Written exercise
Copy out each line in the material below that has the word "JSON".

Records to process start

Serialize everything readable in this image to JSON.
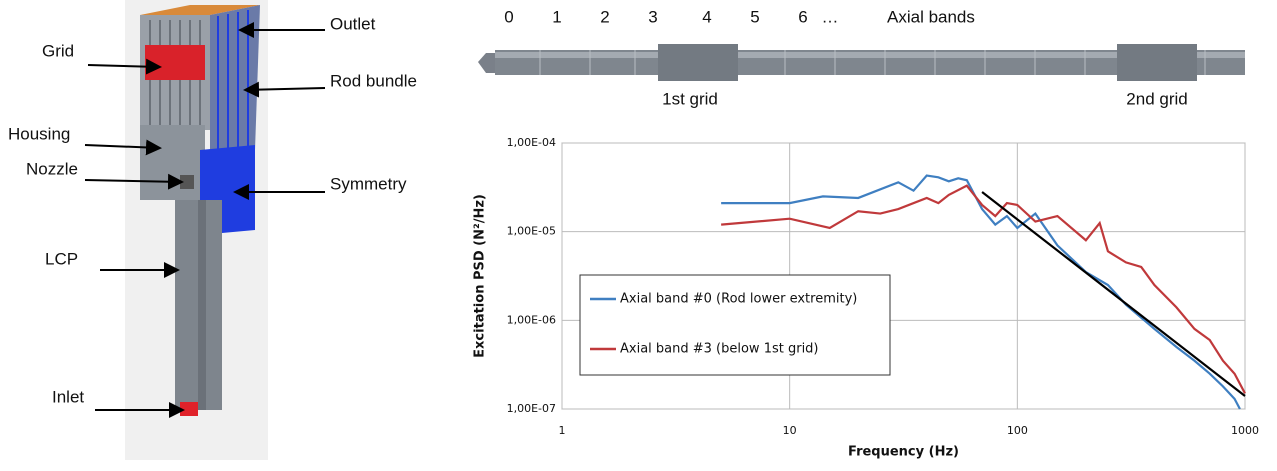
{
  "diagram": {
    "labels": [
      "Outlet",
      "Grid",
      "Rod bundle",
      "Housing",
      "Nozzle",
      "Symmetry",
      "LCP",
      "Inlet"
    ]
  },
  "rod": {
    "band_labels": [
      "0",
      "1",
      "2",
      "3",
      "4",
      "5",
      "6",
      "…"
    ],
    "title": "Axial bands",
    "grids": [
      "1st grid",
      "2nd grid"
    ]
  },
  "chart_data": {
    "type": "line",
    "x_label": "Frequency (Hz)",
    "y_label": "Excitation PSD (N²/Hz)",
    "log_x": true,
    "log_y": true,
    "grid": true,
    "legend": "lower left",
    "xlim": [
      1,
      1000
    ],
    "xticks": [
      1,
      10,
      100,
      1000
    ],
    "ylim": [
      1e-07,
      0.0001
    ],
    "yticks": [
      {
        "value": 1e-07,
        "label": "1,00E-07"
      },
      {
        "value": 1e-06,
        "label": "1,00E-06"
      },
      {
        "value": 1e-05,
        "label": "1,00E-05"
      },
      {
        "value": 0.0001,
        "label": "1,00E-04"
      }
    ],
    "series": [
      {
        "name": "Axial band #0 (Rod lower extremity)",
        "color": "#3f7fc1",
        "x": [
          5,
          7,
          10,
          14,
          20,
          30,
          35,
          40,
          45,
          50,
          55,
          60,
          70,
          80,
          90,
          100,
          120,
          150,
          200,
          250,
          300,
          400,
          500,
          600,
          700,
          800,
          900,
          950
        ],
        "values": [
          2.1e-05,
          2.1e-05,
          2.1e-05,
          2.5e-05,
          2.4e-05,
          3.6e-05,
          2.9e-05,
          4.3e-05,
          4.1e-05,
          3.7e-05,
          4e-05,
          3.8e-05,
          1.8e-05,
          1.2e-05,
          1.5e-05,
          1.1e-05,
          1.6e-05,
          7e-06,
          3.5e-06,
          2.5e-06,
          1.5e-06,
          8e-07,
          5e-07,
          3.5e-07,
          2.5e-07,
          1.8e-07,
          1.3e-07,
          1e-07
        ]
      },
      {
        "name": "Axial band #3 (below 1st grid)",
        "color": "#c0393b",
        "x": [
          5,
          10,
          15,
          20,
          25,
          30,
          40,
          45,
          50,
          60,
          70,
          80,
          90,
          100,
          120,
          150,
          200,
          230,
          250,
          300,
          350,
          400,
          500,
          600,
          700,
          800,
          900,
          1000
        ],
        "values": [
          1.2e-05,
          1.4e-05,
          1.1e-05,
          1.7e-05,
          1.6e-05,
          1.8e-05,
          2.4e-05,
          2.1e-05,
          2.6e-05,
          3.3e-05,
          2e-05,
          1.5e-05,
          2.1e-05,
          2e-05,
          1.3e-05,
          1.5e-05,
          8e-06,
          1.25e-05,
          6e-06,
          4.5e-06,
          4e-06,
          2.5e-06,
          1.4e-06,
          8e-07,
          6e-07,
          3.5e-07,
          2.5e-07,
          1.5e-07
        ]
      },
      {
        "color": "#000000",
        "x": [
          70,
          1000
        ],
        "values": [
          2.8e-05,
          1.4e-07
        ]
      }
    ]
  }
}
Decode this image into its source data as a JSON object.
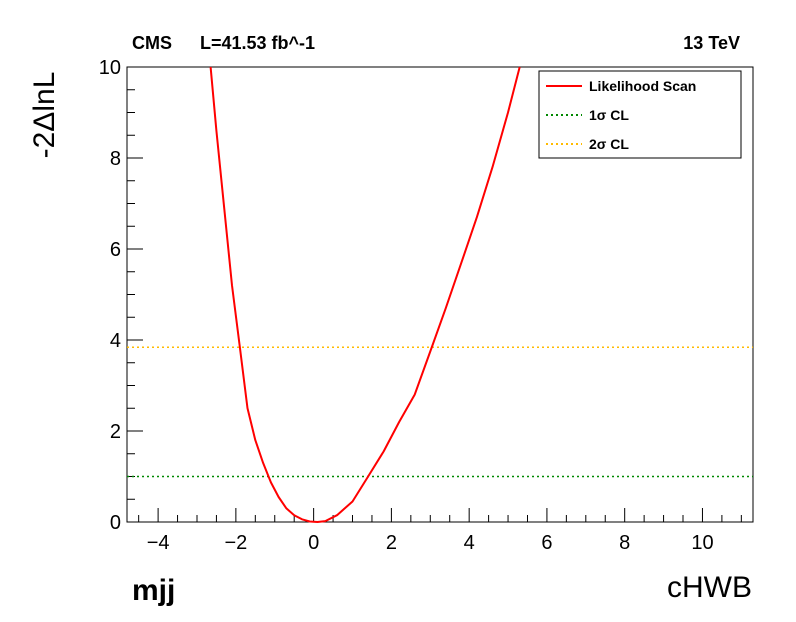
{
  "header": {
    "experiment": "CMS",
    "luminosity": "L=41.53 fb^-1",
    "energy": "13 TeV"
  },
  "corner_label": "mjj",
  "chart_data": {
    "type": "line",
    "xlabel": "cHWB",
    "ylabel": "-2ΔlnL",
    "xlim": [
      -4.8,
      11.3
    ],
    "ylim": [
      0,
      10
    ],
    "x_ticks": [
      -4,
      -2,
      0,
      2,
      4,
      6,
      8,
      10
    ],
    "y_ticks": [
      0,
      2,
      4,
      6,
      8,
      10
    ],
    "grid": false,
    "legend_position": "top-right",
    "series": [
      {
        "name": "Likelihood Scan",
        "style": "solid",
        "color": "#ff0000",
        "x": [
          -2.65,
          -2.5,
          -2.3,
          -2.1,
          -1.9,
          -1.7,
          -1.5,
          -1.3,
          -1.1,
          -0.9,
          -0.7,
          -0.5,
          -0.3,
          -0.1,
          0.1,
          0.3,
          0.6,
          1.0,
          1.4,
          1.8,
          2.2,
          2.6,
          3.0,
          3.4,
          3.8,
          4.2,
          4.6,
          5.0,
          5.3
        ],
        "y": [
          10.0,
          8.6,
          6.9,
          5.2,
          3.85,
          2.5,
          1.8,
          1.3,
          0.87,
          0.55,
          0.3,
          0.15,
          0.06,
          0.01,
          0.0,
          0.02,
          0.15,
          0.45,
          1.0,
          1.55,
          2.2,
          2.8,
          3.75,
          4.7,
          5.7,
          6.7,
          7.8,
          9.0,
          10.0
        ]
      },
      {
        "name": "1σ CL",
        "style": "dotted",
        "color": "#008800",
        "y_value": 1.0
      },
      {
        "name": "2σ CL",
        "style": "dotted",
        "color": "#ffbb00",
        "y_value": 3.84
      }
    ]
  },
  "colors": {
    "likelihood": "#ff0000",
    "cl1": "#008800",
    "cl2": "#ffbb00"
  }
}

Records to process end

The result
Serialize everything readable in this image to JSON.
Decode this image into its source data as a JSON object.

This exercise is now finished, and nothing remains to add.